_Aim of the exercise_: Set down each line of the material that follows, exactly, with no pictures.

* * * * *

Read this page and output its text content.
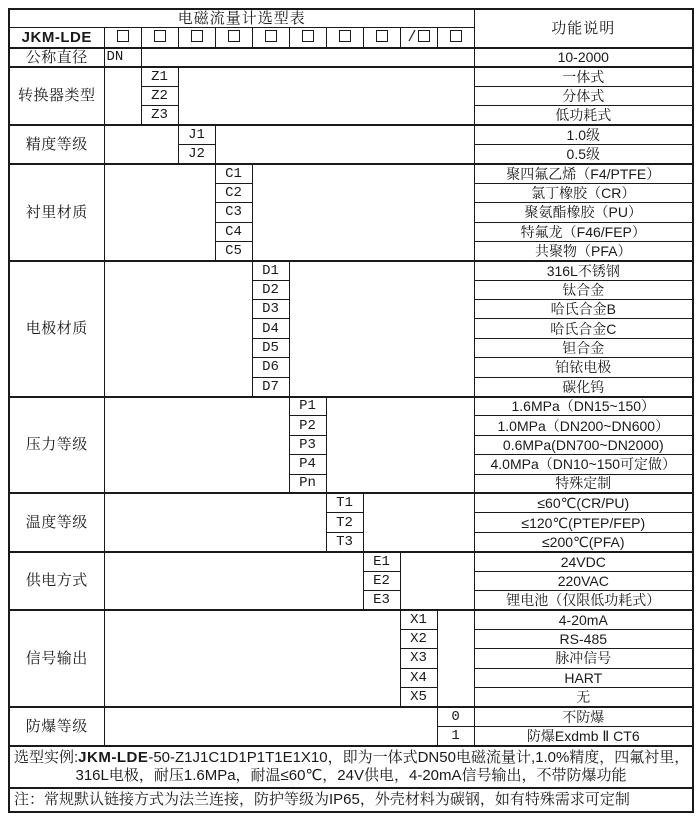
电磁流量计选型表											功能说明
JKM-LDE									/		
公称直径	DN										10-2000
转换器类型		Z1									一体式
		Z2									分体式
		Z3									低功耗式
精度等级			J1								1.0级
			J2								0.5级
衬里材质				C1							聚四氟乙烯（F4/PTFE）
				C2							氯丁橡胶（CR）
				C3							聚氨酯橡胶（PU）
				C4							特氟龙（F46/FEP）
				C5							共聚物（PFA）
电极材质					D1						316L不锈钢
					D2						钛合金
					D3						哈氏合金B
					D4						哈氏合金C
					D5						钽合金
					D6						铂铱电极
					D7						碳化钨
压力等级						P1					1.6MPa（DN15~150）
						P2					1.0MPa（DN200~DN600）
						P3					0.6MPa(DN700~DN2000)
						P4					4.0MPa（DN10~150可定做）
						Pn					特殊定制
温度等级							T1				≤60℃(CR/PU)
							T2				≤120℃(PTEP/FEP)
							T3				≤200℃(PFA)
供电方式								E1			24VDC
								E2			220VAC
								E3			锂电池（仅限低功耗式）
信号输出									X1		4-20mA
									X2		RS-485
									X3		脉冲信号
									X4		HART
									X5		无
防爆等级										0	不防爆
										1	防爆Exdmb Ⅱ CT6

选型实例:JKM-LDE-50-Z1J1C1D1P1T1E1X10，即为一体式DN50电磁流量计,1.0%精度，四氟衬里，
316L电极，耐压1.6MPa，耐温≤60℃，24V供电，4-20mA信号输出，不带防爆功能											

注：常规默认链接方式为法兰连接，防护等级为IP65，外壳材料为碳钢，如有特殊需求可定制											
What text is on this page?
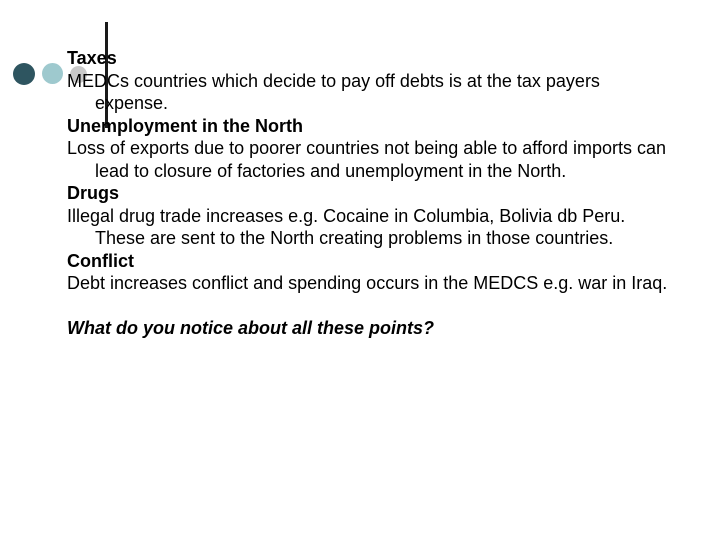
Taxes

MEDCs countries which decide to pay off debts is at the tax payers expense.

Unemployment in the North

Loss of exports due to poorer countries not being able to afford imports can lead to closure of factories and unemployment in the North.

Drugs

Illegal drug trade increases e.g. Cocaine in Columbia, Bolivia db Peru. These are sent to the North creating problems in those countries.

Conflict

Debt increases conflict and spending occurs in the MEDCS e.g. war in Iraq.

What do you notice about all these points?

* * * * *

_Solution to the exercise_:
Read this page and output its text content.
电磁流量计选型表											功能说明
JKM-LDE									/		
公称直径	DN										10-2000
转换器类型		Z1									一体式
		Z2									分体式
		Z3									低功耗式
精度等级			J1								1.0级
			J2								0.5级
衬里材质				C1							聚四氟乙烯（F4/PTFE）
				C2							氯丁橡胶（CR）
				C3							聚氨酯橡胶（PU）
				C4							特氟龙（F46/FEP）
				C5							共聚物（PFA）
电极材质					D1						316L不锈钢
					D2						钛合金
					D3						哈氏合金B
					D4						哈氏合金C
					D5						钽合金
					D6						铂铱电极
					D7						碳化钨
压力等级						P1					1.6MPa（DN15~150）
						P2					1.0MPa（DN200~DN600）
						P3					0.6MPa(DN700~DN2000)
						P4					4.0MPa（DN10~150可定做）
						Pn					特殊定制
温度等级							T1				≤60℃(CR/PU)
							T2				≤120℃(PTEP/FEP)
							T3				≤200℃(PFA)
供电方式								E1			24VDC
								E2			220VAC
								E3			锂电池（仅限低功耗式）
信号输出									X1		4-20mA
									X2		RS-485
									X3		脉冲信号
									X4		HART
									X5		无
防爆等级										0	不防爆
										1	防爆Exdmb Ⅱ CT6

选型实例:JKM-LDE-50-Z1J1C1D1P1T1E1X10，即为一体式DN50电磁流量计,1.0%精度，四氟衬里，
316L电极，耐压1.6MPa，耐温≤60℃，24V供电，4-20mA信号输出，不带防爆功能											

注：常规默认链接方式为法兰连接，防护等级为IP65，外壳材料为碳钢，如有特殊需求可定制											
What text is on this page?
Taxes

MEDCs countries which decide to pay off debts is at the tax payers expense.

Unemployment in the North

Loss of exports due to poorer countries not being able to afford imports can lead to closure of factories and unemployment in the North.

Drugs

Illegal drug trade increases e.g. Cocaine in Columbia, Bolivia db Peru. These are sent to the North creating problems in those countries.

Conflict

Debt increases conflict and spending occurs in the MEDCS e.g. war in Iraq.

What do you notice about all these points?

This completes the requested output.